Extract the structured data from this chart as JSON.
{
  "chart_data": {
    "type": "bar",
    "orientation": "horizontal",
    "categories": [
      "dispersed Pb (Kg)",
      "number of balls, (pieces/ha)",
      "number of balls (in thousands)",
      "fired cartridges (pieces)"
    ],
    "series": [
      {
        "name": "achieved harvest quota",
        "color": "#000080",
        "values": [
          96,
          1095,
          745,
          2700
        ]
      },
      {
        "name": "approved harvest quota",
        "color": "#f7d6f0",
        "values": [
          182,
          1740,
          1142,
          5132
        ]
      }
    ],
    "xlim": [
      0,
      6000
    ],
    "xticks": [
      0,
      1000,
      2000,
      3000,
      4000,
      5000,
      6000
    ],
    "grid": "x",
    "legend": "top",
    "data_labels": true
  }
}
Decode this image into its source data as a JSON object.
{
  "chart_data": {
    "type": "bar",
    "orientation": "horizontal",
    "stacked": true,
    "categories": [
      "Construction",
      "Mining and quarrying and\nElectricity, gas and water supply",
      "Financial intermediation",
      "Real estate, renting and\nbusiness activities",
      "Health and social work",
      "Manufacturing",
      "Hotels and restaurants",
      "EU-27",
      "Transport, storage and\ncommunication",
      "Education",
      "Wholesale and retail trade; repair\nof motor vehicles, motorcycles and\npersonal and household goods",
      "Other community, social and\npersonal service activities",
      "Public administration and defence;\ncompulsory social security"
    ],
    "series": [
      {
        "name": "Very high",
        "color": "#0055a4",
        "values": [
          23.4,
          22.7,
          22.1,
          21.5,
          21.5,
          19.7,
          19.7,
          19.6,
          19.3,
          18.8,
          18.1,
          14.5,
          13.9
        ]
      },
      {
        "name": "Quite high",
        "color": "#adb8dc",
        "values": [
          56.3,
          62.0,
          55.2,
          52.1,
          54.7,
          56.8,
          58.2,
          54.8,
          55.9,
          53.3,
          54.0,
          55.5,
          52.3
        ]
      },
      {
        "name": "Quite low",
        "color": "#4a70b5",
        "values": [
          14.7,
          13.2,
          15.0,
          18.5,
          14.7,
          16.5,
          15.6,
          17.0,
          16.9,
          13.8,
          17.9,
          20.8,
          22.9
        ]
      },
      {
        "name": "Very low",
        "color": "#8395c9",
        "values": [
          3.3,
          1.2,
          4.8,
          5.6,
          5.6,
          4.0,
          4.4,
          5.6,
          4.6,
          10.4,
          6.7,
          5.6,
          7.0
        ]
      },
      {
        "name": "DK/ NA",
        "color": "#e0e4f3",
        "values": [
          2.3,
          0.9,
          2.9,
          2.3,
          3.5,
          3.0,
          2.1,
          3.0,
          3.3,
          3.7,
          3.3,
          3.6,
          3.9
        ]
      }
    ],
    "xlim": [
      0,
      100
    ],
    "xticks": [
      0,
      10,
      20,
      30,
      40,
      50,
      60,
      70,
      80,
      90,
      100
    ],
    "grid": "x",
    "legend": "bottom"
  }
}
+++++
### WHAT TO PRODUCE
Give back the whole listing, word for word.

### FINISHED EXERCISE
Extract the structured data from this chart as JSON.
{
  "chart_data": {
    "type": "bar",
    "orientation": "horizontal",
    "categories": [
      "dispersed Pb (Kg)",
      "number of balls, (pieces/ha)",
      "number of balls (in thousands)",
      "fired cartridges (pieces)"
    ],
    "series": [
      {
        "name": "achieved harvest quota",
        "color": "#000080",
        "values": [
          96,
          1095,
          745,
          2700
        ]
      },
      {
        "name": "approved harvest quota",
        "color": "#f7d6f0",
        "values": [
          182,
          1740,
          1142,
          5132
        ]
      }
    ],
    "xlim": [
      0,
      6000
    ],
    "xticks": [
      0,
      1000,
      2000,
      3000,
      4000,
      5000,
      6000
    ],
    "grid": "x",
    "legend": "top",
    "data_labels": true
  }
}
Decode this image into its source data as a JSON object.
{
  "chart_data": {
    "type": "bar",
    "orientation": "horizontal",
    "stacked": true,
    "categories": [
      "Construction",
      "Mining and quarrying and\nElectricity, gas and water supply",
      "Financial intermediation",
      "Real estate, renting and\nbusiness activities",
      "Health and social work",
      "Manufacturing",
      "Hotels and restaurants",
      "EU-27",
      "Transport, storage and\ncommunication",
      "Education",
      "Wholesale and retail trade; repair\nof motor vehicles, motorcycles and\npersonal and household goods",
      "Other community, social and\npersonal service activities",
      "Public administration and defence;\ncompulsory social security"
    ],
    "series": [
      {
        "name": "Very high",
        "color": "#0055a4",
        "values": [
          23.4,
          22.7,
          22.1,
          21.5,
          21.5,
          19.7,
          19.7,
          19.6,
          19.3,
          18.8,
          18.1,
          14.5,
          13.9
        ]
      },
      {
        "name": "Quite high",
        "color": "#adb8dc",
        "values": [
          56.3,
          62.0,
          55.2,
          52.1,
          54.7,
          56.8,
          58.2,
          54.8,
          55.9,
          53.3,
          54.0,
          55.5,
          52.3
        ]
      },
      {
        "name": "Quite low",
        "color": "#4a70b5",
        "values": [
          14.7,
          13.2,
          15.0,
          18.5,
          14.7,
          16.5,
          15.6,
          17.0,
          16.9,
          13.8,
          17.9,
          20.8,
          22.9
        ]
      },
      {
        "name": "Very low",
        "color": "#8395c9",
        "values": [
          3.3,
          1.2,
          4.8,
          5.6,
          5.6,
          4.0,
          4.4,
          5.6,
          4.6,
          10.4,
          6.7,
          5.6,
          7.0
        ]
      },
      {
        "name": "DK/ NA",
        "color": "#e0e4f3",
        "values": [
          2.3,
          0.9,
          2.9,
          2.3,
          3.5,
          3.0,
          2.1,
          3.0,
          3.3,
          3.7,
          3.3,
          3.6,
          3.9
        ]
      }
    ],
    "xlim": [
      0,
      100
    ],
    "xticks": [
      0,
      10,
      20,
      30,
      40,
      50,
      60,
      70,
      80,
      90,
      100
    ],
    "grid": "x",
    "legend": "bottom"
  }
}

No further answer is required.